* _Exercise input_
▬▬▬▬▬▬▬▬▬▬
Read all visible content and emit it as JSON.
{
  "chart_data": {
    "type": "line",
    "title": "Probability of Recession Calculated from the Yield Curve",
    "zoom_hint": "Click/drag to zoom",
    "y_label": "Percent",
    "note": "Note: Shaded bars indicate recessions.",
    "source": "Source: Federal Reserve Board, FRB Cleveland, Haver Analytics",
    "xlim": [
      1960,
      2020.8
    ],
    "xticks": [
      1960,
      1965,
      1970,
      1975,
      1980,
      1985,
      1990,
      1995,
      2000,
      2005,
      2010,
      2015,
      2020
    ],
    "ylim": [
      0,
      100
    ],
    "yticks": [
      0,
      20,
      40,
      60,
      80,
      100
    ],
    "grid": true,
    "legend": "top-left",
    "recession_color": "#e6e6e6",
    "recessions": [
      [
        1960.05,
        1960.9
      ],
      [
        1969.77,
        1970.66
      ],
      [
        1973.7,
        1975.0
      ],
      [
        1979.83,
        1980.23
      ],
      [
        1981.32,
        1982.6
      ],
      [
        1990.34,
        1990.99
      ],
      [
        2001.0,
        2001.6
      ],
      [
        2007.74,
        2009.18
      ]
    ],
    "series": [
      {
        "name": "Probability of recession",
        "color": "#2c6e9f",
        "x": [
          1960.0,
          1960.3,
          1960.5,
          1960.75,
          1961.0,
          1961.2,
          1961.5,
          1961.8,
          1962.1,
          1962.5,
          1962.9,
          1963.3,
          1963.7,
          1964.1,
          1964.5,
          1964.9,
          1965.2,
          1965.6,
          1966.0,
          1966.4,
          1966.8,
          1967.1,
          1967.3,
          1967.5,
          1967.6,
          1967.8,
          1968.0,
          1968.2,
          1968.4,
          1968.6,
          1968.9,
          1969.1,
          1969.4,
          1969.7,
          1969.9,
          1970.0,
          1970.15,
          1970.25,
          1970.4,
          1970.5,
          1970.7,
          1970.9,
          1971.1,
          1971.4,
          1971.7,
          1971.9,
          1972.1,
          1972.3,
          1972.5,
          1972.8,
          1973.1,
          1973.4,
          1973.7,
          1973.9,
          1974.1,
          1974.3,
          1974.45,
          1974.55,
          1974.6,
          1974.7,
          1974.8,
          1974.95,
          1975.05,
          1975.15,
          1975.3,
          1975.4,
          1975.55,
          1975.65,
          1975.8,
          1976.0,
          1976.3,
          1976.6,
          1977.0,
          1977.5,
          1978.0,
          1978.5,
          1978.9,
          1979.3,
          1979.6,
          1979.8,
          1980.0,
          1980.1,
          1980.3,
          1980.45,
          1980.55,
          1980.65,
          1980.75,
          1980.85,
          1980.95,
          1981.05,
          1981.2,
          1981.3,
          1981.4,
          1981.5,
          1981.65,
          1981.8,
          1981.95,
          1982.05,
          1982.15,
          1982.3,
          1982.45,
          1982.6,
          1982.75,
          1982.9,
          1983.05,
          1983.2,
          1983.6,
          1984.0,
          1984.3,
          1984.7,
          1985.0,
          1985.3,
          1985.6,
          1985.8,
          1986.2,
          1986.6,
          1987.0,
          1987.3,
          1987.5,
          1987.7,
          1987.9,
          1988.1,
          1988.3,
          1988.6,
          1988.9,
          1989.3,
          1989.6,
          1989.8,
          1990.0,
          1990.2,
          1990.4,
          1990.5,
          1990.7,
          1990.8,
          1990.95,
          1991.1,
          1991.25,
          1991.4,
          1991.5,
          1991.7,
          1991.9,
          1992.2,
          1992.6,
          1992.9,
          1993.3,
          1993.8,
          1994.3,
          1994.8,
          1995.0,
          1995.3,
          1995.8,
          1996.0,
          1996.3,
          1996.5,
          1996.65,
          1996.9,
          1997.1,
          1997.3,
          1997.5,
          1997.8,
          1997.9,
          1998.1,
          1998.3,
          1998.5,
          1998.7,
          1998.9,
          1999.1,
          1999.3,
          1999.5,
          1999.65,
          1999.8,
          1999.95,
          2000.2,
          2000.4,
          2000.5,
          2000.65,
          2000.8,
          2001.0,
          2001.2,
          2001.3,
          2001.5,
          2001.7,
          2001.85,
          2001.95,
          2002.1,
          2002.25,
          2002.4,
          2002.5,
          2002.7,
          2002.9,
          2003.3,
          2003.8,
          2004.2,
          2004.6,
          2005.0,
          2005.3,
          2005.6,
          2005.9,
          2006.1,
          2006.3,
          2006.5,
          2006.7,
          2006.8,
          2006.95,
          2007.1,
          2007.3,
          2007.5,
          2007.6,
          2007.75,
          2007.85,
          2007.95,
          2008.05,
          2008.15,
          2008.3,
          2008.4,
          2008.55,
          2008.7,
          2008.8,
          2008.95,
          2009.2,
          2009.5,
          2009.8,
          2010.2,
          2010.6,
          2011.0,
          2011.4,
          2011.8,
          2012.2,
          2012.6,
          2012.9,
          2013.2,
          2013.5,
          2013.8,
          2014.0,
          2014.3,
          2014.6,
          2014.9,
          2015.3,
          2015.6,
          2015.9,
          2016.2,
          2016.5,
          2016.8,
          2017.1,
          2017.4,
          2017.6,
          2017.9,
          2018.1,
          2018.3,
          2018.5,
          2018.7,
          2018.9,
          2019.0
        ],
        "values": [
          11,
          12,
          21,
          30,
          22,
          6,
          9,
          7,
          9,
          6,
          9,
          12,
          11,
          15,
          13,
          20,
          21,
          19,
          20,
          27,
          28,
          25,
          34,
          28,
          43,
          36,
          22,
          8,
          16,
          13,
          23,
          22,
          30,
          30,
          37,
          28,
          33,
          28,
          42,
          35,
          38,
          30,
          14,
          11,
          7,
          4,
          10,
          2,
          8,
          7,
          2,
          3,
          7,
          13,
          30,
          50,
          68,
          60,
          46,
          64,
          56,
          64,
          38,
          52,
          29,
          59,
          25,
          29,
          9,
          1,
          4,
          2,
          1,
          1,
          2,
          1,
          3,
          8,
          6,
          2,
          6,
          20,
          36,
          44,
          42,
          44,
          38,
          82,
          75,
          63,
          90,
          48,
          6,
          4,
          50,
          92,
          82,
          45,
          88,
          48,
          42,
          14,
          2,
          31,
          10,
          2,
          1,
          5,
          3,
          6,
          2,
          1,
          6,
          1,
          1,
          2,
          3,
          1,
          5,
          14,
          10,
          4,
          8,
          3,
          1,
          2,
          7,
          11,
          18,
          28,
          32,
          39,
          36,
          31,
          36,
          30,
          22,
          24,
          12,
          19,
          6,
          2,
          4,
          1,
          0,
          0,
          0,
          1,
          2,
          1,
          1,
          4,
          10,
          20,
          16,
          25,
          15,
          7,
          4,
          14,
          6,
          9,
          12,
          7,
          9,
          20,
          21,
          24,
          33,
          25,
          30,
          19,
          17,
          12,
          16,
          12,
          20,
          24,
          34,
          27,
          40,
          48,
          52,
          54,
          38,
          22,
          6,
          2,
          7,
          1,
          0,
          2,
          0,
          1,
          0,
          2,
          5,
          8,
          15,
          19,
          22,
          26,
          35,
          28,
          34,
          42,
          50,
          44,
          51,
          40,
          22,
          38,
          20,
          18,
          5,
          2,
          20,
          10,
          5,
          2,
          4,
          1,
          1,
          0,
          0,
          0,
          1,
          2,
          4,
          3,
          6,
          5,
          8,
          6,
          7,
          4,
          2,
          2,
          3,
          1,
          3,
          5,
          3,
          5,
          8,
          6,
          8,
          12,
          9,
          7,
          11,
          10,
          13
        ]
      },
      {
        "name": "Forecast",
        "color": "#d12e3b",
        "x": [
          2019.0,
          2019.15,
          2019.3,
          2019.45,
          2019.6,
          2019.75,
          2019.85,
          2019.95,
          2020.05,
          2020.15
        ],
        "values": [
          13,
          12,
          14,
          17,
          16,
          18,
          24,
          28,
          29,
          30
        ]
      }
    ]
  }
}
▬▬▬▬▬▬▬▬▬▬
* _Problem to solve_
In the records above, find the lines containing "Probability" and copy them.

* _Correct response_
    "title": "Probability of Recession Calculated from the Yield Curve",
        "name": "Probability of recession",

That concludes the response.